▸ **TRECHO DO DOCUMENTO**

##########

Sinto grande receio diante da ação de RITUAL REFLEXO e tento decifrar o que me impele a propor essa performance, como performance, diante desse sentimento. Acredito que a performance pode indicar um ato cheio de significados. Significados tão fortes que comovem o corpo de uma maneira que seus estados são fortemente alterados. Como performer, tento desenvolver uma percepção dilatada dessas alterações – no meu corpo e nos corpos de quem testemunha a ação. Acredito que a performance é o registro do rascunho sempre inacabado e contínuo dessa percepção.

Na performance deste 06 de fevereiro percebi uma experiência nova pela configuração do espaço onde ocorreu a ação. RITUAL REFLEXO aconteceu na área externa da Galeria do BDMG Cultural, de onde se pode enxergar as torres da Igreja de Lourdes, os jardins internos do prédio do BDMG no andar de baixo, e um pequeno pátio, com arquibancadas de pedra. De lá, dá para ouvir também uma miscelânea de sons do entorno, incluindo não só o sino da igreja, mas o ruído temporário de crianças no recreio de uma escola da vizinhança, o som metálico de obras em construções próximas e o canto sutil de alguns pássaros.

Neste ambiente, diante do espelho posicionado em frente ao paredão de pedra do fundo o edifício, enxerguei não somente minha imagem em presença. Junto ao tipo de arquibancada que estava atrás do meu corpo diante do espelho, percebi outras presenças dentro do espelho. A artista Marina RB e o poeta e filósofo Diógenes Aquino permaneceram por um bom tempo comigo, dentro do espelho. Eles se posicionaram logo atrás de mim, e pareciam procurar dentro do espelho alguma coisa junto comigo. Essa proximidade me preencheu de afeto e de cor. Ambos usavam roupas em tons complementares de vermelho e azul, que junto ao branco que eu vestia e a textura negra da pele do edifício do BDMG mais atrás compunham um quadro efêmero de puro reflexo. A utilização do espaço externo da galeria foi muito interessante neste raro dia chuvoso de 06 de fevereiro, como há muito não acontecia em Belo Horizonte um dia cinza. Assim diz o Livro dos Símbolos:

“O espelho é um recipiente refletivo cuja fonte de energia é a luz. Os espelhos sempre existiram Antes do uso do metal, eles eram os reflexos nas águas reunidas nos recortes da terra. Os primeiros povos acreditavam que nesses reflexos o elementos da alma podia ser percebido e ainda hoje persiste a fantasia de que o espelho nos pode roubar a alma. A natureza extraordinária do espelho é a maneira como ele leva nossa imaginação para as suas aparentes profundezas. O que vemos nós quando olhamos para um espelho? ‘Refletir’ significa meios para dobrar para trás ou em torno de, sugerindo uma ligação. As perturbações no reflexo têm sido associadas ao narcisismo patológico, estados marginais e depressão crônica. Todos os dias, nós confrontamos espelhos nas reações de outros em relação ao nosso comportamento. No seu aspecto mágico, o espelho é uma ferramenta de impostor, um utensílio de ilusão, fazendo-nos frequentemente parecer mais, ou menos, do que aquilo que somos. Mas o espelho enquanto símbolo da nossa capacidade para refletir é igualmente um instrumento de salvação. No mito de Perseu, é apenas olhando para a imagem refletida do que é perigoso absorver diretamente, que o herói consegue matar a Medusa de cabeça coberta de cobras.”

##########

▸ **MATERIAL FORNECIDO**

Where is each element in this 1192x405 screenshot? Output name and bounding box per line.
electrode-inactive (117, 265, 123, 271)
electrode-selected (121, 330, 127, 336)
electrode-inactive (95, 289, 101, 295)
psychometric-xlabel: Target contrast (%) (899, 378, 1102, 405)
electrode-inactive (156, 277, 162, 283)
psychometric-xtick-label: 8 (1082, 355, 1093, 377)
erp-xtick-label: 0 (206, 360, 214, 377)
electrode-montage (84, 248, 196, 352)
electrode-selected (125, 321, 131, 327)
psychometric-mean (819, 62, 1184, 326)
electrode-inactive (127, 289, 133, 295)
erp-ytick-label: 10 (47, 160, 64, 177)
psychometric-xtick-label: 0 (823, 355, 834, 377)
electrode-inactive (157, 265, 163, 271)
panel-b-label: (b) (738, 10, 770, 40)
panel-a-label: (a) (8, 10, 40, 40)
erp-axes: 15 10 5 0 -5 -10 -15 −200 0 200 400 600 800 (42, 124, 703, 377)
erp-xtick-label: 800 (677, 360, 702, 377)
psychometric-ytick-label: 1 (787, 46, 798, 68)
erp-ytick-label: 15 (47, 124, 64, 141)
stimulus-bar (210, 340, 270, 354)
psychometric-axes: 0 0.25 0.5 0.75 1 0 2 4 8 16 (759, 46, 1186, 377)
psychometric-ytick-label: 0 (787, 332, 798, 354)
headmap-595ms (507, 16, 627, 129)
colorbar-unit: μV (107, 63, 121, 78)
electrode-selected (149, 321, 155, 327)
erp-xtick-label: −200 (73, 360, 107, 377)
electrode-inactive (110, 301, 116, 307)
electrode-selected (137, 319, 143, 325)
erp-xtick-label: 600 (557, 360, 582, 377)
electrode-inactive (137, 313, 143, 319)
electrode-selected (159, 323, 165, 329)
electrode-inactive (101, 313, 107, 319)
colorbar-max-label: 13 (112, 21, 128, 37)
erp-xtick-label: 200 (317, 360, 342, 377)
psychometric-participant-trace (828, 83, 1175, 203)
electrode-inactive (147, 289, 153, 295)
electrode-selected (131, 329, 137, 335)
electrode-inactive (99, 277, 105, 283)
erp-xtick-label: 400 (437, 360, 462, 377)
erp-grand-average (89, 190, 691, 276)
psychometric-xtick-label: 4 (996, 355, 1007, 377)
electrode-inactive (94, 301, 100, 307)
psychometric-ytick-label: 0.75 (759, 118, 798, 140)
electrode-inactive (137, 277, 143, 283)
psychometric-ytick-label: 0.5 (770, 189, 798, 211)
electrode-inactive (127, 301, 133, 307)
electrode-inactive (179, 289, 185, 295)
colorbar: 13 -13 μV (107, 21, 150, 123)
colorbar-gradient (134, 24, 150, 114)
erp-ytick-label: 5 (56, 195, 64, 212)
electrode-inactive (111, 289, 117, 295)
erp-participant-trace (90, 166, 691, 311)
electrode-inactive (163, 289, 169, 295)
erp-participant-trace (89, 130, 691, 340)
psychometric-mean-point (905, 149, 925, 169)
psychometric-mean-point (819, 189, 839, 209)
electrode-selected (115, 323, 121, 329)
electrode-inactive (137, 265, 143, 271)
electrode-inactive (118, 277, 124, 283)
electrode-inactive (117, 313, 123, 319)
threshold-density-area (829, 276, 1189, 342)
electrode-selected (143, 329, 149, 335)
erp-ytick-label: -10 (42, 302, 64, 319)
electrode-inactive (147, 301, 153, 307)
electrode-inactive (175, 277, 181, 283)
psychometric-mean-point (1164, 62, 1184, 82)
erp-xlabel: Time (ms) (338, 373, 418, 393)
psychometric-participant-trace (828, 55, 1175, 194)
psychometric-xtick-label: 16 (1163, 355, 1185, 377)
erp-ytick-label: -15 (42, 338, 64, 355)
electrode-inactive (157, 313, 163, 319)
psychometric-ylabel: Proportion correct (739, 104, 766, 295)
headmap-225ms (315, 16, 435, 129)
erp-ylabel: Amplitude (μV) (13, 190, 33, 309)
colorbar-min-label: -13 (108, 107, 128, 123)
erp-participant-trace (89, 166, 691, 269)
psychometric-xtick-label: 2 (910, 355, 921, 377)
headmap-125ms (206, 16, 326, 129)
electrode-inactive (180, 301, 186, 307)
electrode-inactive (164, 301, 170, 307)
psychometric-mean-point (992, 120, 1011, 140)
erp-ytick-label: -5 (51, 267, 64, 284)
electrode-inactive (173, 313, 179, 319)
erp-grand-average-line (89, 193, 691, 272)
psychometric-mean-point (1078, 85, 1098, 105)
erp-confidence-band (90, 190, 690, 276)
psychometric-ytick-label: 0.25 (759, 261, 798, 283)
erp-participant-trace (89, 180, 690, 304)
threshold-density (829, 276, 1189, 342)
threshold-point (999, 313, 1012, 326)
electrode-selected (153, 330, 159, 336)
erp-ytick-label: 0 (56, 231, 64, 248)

##########

▸ **CONJUNTO DE TAREFAS**
1/ Responda às perguntas com base no texto sobre a performance RITUAL REFLEXO:
(a) Em que data ocorreu a performance descrita?
(b) Em que cores estavam as roupas de Marina RB e Diógenes Aquino?
(c) Segundo o Livro dos Símbolos, qual é a fonte de energia do espelho?
2/ Transcreva do texto sobre a performance RITUAL REFLEXO o trecho entre "Na performance deste" e "de alguns pássaros.", inclusive, sem alterar nenhuma palavra ou sinal.
O material apresentado constitui um conjunto à parte, sem relação com o texto.

▸ **LISTA DE SOLUÇÕES**
1/
(a) Em 06 de fevereiro.
(b) Em tons complementares de vermelho e azul.
(c) A luz.

2/
Na performance deste 06 de fevereiro percebi uma experiência nova pela configuração do espaço onde ocorreu a ação. RITUAL REFLEXO aconteceu na área externa da Galeria do BDMG Cultural, de onde se pode enxergar as torres da Igreja de Lourdes, os jardins internos do prédio do BDMG no andar de baixo, e um pequeno pátio, com arquibancadas de pedra. De lá, dá para ouvir também uma miscelânea de sons do entorno, incluindo não só o sino da igreja, mas o ruído temporário de crianças no recreio de uma escola da vizinhança, o som metálico de obras em construções próximas e o canto sutil de alguns pássaros.